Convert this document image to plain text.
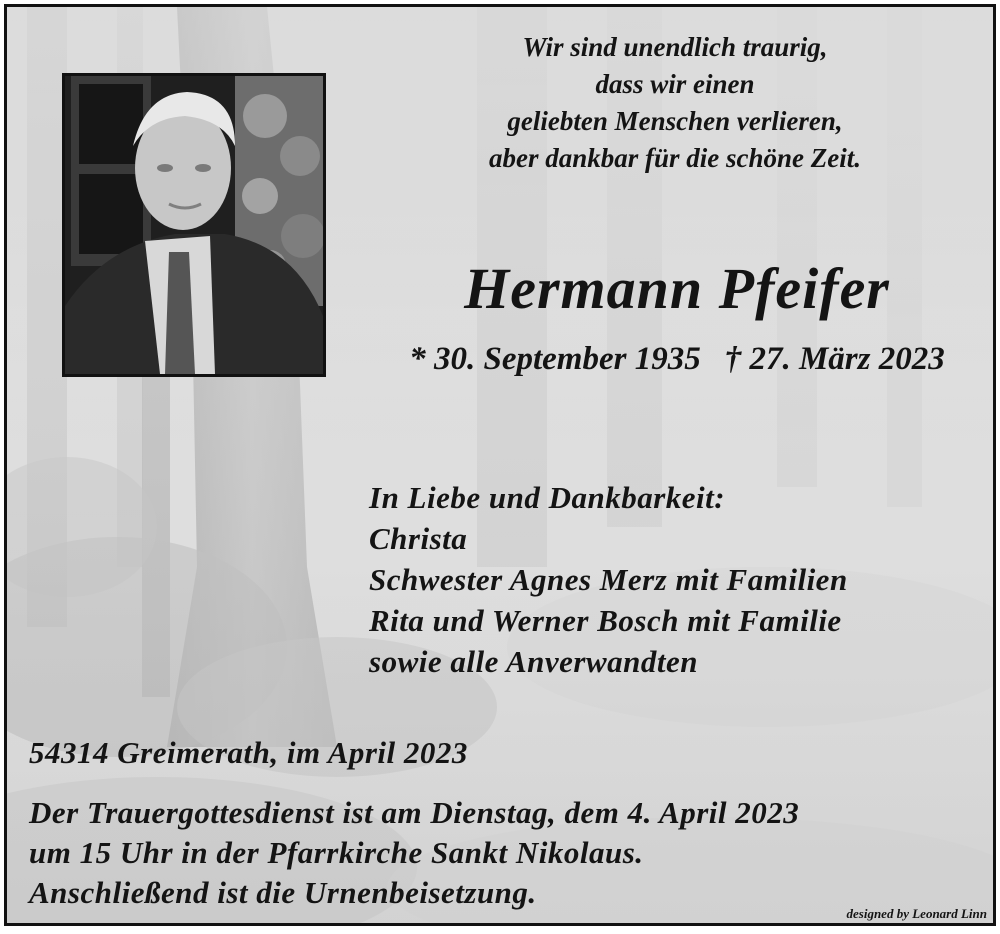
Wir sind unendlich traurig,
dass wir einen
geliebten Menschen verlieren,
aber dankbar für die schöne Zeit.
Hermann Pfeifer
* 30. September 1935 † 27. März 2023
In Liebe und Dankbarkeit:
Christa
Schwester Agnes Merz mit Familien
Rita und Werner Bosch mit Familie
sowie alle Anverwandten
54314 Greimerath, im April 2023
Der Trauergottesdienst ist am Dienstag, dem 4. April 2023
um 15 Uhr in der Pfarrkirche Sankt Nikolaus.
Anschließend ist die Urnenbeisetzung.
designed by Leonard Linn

☆ ☆ ☆ ☆

| Task instructions |
Your task is to repeat the data above exactly while excluding the pictures.

| Task output |
Convert this document image to plain text.
Wir sind unendlich traurig,
dass wir einen
geliebten Menschen verlieren,
aber dankbar für die schöne Zeit.
Hermann Pfeifer
* 30. September 1935 † 27. März 2023
In Liebe und Dankbarkeit:
Christa
Schwester Agnes Merz mit Familien
Rita und Werner Bosch mit Familie
sowie alle Anverwandten
54314 Greimerath, im April 2023
Der Trauergottesdienst ist am Dienstag, dem 4. April 2023
um 15 Uhr in der Pfarrkirche Sankt Nikolaus.
Anschließend ist die Urnenbeisetzung.
designed by Leonard Linn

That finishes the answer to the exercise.